Task objective: Select every line holding the word "color" and copy it.

Records excerpted from a collection:
^^^^

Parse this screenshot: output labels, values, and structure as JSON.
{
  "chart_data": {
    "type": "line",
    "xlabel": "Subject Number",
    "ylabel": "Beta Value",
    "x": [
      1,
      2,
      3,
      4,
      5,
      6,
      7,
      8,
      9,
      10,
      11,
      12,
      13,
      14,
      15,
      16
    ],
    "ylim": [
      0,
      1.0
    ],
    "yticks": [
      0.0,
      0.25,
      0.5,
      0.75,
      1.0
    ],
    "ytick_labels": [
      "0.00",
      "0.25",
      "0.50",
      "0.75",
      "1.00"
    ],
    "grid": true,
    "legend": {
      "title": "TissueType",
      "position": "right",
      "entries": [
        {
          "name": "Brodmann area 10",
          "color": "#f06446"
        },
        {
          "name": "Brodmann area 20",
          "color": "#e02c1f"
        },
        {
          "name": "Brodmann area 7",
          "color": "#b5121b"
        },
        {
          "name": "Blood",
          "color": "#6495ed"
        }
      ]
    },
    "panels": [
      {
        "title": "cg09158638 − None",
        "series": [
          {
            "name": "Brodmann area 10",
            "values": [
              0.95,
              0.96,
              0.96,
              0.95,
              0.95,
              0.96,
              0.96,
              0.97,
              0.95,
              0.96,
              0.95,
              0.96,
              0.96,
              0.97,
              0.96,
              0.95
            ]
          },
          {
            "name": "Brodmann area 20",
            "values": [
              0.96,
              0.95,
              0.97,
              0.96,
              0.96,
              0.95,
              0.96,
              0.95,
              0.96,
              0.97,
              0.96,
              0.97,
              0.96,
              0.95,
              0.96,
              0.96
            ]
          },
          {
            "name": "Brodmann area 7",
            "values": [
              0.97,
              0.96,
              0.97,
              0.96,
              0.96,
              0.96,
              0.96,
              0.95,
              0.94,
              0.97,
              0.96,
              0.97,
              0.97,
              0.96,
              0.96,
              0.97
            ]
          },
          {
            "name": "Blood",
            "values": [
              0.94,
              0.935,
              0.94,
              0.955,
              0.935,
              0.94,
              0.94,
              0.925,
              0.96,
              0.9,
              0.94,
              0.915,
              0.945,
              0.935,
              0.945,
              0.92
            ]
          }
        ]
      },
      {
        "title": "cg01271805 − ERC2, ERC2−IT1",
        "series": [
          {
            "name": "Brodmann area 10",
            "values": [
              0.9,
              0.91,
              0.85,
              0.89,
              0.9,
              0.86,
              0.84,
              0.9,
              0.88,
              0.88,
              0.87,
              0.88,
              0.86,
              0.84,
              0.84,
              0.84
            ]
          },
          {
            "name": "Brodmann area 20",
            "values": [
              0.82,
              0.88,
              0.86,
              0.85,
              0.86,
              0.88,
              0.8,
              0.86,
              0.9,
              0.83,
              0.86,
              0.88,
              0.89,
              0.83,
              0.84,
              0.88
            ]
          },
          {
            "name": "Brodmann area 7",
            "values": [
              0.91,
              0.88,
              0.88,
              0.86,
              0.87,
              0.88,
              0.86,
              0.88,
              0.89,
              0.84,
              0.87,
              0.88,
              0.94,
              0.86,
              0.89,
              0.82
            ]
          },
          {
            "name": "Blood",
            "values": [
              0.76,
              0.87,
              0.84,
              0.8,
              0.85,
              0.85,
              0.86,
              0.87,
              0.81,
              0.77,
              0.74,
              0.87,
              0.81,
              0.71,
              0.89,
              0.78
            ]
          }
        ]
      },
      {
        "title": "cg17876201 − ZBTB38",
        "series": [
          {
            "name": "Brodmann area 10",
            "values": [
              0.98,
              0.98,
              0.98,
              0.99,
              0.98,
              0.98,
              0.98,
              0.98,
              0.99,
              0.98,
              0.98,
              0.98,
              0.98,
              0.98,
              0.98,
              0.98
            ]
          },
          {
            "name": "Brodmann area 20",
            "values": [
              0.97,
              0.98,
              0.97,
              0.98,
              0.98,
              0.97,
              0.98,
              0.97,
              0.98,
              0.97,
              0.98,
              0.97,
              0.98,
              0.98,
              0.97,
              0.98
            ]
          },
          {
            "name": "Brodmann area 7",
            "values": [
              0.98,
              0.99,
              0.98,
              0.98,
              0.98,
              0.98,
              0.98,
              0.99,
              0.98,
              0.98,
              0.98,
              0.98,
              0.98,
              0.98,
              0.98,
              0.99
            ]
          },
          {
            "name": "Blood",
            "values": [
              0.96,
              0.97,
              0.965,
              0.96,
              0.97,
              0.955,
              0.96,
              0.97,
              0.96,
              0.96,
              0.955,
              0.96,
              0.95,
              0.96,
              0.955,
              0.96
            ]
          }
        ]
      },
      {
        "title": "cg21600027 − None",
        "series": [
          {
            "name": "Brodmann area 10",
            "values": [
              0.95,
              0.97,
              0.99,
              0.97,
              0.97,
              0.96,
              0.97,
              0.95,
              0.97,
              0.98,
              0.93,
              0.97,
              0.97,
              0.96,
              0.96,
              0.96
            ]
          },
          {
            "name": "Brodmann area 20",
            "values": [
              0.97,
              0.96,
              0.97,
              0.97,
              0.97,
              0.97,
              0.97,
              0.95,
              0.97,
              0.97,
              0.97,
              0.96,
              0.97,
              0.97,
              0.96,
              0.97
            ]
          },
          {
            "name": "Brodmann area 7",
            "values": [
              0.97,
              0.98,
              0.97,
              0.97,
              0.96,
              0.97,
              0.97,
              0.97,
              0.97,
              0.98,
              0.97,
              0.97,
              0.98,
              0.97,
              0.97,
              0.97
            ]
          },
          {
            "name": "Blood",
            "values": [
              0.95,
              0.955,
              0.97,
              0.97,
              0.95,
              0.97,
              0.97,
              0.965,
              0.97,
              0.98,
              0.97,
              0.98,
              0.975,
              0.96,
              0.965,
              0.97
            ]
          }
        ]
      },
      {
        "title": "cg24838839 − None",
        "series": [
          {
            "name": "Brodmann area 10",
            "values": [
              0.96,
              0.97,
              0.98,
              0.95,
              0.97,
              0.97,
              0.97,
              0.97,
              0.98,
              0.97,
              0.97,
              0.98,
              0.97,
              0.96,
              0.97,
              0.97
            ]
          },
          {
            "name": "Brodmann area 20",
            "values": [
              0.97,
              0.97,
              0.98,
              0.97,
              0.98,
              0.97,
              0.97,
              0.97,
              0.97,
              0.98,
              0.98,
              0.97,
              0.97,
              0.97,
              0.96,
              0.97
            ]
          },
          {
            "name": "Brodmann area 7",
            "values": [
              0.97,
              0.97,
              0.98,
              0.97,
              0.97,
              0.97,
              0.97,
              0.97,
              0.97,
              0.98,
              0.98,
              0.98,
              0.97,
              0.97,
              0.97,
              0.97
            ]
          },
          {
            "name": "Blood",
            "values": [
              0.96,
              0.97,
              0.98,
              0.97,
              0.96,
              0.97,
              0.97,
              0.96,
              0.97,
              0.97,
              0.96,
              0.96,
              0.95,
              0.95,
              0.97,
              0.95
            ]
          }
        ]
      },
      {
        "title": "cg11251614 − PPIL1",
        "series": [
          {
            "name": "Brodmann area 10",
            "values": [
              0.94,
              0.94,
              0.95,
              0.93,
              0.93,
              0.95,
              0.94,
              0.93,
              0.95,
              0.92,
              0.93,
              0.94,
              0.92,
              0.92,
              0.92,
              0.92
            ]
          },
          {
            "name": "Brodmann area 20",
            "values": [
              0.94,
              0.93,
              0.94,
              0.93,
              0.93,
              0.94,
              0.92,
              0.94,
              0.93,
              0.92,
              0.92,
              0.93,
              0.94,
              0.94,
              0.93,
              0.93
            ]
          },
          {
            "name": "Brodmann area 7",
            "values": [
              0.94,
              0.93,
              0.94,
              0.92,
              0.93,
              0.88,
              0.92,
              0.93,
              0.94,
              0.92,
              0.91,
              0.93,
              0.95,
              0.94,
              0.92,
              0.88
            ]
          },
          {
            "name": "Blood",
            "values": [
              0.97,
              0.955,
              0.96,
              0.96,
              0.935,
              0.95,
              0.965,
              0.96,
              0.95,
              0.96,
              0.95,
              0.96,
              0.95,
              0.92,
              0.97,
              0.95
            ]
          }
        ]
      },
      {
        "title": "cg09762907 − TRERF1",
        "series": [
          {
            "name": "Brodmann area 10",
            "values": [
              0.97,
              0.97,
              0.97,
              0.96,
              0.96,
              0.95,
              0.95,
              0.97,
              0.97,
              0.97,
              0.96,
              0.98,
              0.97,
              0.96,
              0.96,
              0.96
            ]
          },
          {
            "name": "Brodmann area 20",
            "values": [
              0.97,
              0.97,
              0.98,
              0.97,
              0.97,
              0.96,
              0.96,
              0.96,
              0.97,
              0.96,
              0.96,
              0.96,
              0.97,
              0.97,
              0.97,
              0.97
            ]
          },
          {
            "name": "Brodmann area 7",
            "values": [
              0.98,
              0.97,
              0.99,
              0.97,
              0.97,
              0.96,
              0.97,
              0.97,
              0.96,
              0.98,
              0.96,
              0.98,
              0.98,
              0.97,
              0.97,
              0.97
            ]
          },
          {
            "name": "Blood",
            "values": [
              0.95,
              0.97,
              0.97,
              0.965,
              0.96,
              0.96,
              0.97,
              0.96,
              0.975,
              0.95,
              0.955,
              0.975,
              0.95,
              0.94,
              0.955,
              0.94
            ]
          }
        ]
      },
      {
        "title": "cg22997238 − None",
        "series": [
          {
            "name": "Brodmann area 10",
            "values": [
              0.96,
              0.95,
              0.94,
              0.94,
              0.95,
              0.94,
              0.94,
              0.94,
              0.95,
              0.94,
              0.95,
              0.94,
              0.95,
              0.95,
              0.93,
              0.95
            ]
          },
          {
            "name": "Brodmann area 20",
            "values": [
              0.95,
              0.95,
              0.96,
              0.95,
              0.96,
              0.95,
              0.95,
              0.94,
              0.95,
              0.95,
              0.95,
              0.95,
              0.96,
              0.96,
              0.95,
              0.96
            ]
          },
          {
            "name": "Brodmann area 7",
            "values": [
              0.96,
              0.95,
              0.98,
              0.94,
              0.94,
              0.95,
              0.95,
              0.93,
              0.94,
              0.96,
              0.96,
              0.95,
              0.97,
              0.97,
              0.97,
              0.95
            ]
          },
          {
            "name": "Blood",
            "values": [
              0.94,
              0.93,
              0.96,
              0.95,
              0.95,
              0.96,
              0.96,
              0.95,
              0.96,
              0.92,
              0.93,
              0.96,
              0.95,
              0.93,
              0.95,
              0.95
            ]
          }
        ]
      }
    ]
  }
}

^^^^

Result:
          "color": "#f06446"
          "color": "#e02c1f"
          "color": "#b5121b"
          "color": "#6495ed"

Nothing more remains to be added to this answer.